▸ **WHAT YOU WILL DO**:
Look through the lines below and extract any with the word "Eingangsdruck".

--- Start of ITEMS ---

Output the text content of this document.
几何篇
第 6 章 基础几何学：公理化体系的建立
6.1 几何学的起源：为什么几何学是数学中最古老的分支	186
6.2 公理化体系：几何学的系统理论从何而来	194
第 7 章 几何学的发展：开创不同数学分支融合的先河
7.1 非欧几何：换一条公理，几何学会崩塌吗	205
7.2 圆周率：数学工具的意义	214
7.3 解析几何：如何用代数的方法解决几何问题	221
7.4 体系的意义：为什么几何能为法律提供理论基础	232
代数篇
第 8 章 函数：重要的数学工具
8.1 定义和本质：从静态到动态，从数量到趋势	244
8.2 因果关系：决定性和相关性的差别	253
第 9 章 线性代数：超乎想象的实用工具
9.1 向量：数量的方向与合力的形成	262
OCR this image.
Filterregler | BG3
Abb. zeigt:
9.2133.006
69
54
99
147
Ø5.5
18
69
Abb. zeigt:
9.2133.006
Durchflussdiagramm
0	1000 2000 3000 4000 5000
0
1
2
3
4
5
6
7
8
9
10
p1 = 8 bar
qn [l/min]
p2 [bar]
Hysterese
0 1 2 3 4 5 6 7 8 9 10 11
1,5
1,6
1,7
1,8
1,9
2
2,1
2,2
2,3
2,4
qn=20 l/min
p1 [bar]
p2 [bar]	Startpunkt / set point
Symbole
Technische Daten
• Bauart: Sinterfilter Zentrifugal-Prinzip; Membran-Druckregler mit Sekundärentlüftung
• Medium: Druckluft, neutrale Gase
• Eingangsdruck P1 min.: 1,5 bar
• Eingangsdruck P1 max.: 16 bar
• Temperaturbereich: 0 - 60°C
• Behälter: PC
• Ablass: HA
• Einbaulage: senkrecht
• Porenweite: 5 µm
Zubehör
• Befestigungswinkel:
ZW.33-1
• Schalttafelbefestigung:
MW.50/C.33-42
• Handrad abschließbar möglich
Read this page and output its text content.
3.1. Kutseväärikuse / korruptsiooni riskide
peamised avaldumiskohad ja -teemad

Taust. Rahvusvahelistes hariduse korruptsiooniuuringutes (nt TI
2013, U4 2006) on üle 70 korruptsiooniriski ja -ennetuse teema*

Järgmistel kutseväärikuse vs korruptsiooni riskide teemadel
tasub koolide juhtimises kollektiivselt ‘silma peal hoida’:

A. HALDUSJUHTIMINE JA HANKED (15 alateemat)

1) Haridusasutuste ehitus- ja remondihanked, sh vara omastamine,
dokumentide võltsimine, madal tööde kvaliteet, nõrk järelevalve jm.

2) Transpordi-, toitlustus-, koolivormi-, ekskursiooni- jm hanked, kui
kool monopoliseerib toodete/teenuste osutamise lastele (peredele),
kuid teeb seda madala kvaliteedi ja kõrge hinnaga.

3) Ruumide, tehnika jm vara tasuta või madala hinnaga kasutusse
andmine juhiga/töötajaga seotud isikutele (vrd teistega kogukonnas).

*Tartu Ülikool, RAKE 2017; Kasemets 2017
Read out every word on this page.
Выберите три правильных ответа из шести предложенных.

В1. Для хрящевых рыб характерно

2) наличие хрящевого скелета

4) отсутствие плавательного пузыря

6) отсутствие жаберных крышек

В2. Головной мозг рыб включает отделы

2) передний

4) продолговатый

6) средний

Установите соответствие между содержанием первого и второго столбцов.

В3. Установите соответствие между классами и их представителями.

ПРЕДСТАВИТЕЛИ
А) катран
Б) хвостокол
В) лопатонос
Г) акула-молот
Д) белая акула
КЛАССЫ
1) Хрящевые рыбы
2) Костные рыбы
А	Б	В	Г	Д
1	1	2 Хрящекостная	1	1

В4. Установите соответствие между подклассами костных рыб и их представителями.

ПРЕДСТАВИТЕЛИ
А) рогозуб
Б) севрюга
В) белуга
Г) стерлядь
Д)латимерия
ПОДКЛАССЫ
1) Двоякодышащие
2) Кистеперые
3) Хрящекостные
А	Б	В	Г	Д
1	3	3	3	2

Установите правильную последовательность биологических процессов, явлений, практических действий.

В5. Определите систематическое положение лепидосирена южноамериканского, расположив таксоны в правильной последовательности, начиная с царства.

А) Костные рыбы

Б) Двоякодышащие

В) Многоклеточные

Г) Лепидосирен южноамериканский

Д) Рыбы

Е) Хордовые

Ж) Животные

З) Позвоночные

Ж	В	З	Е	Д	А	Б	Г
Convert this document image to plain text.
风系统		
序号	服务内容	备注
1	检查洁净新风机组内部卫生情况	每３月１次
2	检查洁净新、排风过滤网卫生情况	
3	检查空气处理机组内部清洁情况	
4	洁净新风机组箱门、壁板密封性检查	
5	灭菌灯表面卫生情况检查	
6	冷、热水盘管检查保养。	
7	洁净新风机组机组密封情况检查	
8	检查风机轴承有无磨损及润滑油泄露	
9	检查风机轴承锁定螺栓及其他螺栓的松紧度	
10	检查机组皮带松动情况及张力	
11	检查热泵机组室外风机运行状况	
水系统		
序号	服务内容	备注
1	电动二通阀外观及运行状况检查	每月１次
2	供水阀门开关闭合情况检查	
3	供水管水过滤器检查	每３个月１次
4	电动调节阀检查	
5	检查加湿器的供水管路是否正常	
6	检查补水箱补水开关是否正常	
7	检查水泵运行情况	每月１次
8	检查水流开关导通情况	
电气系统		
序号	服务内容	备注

--- End of ITEMS ---

▸ **SOLUTION TO THIS EXERCISE**:
• Eingangsdruck P1 min.: 1,5 bar
• Eingangsdruck P1 max.: 16 bar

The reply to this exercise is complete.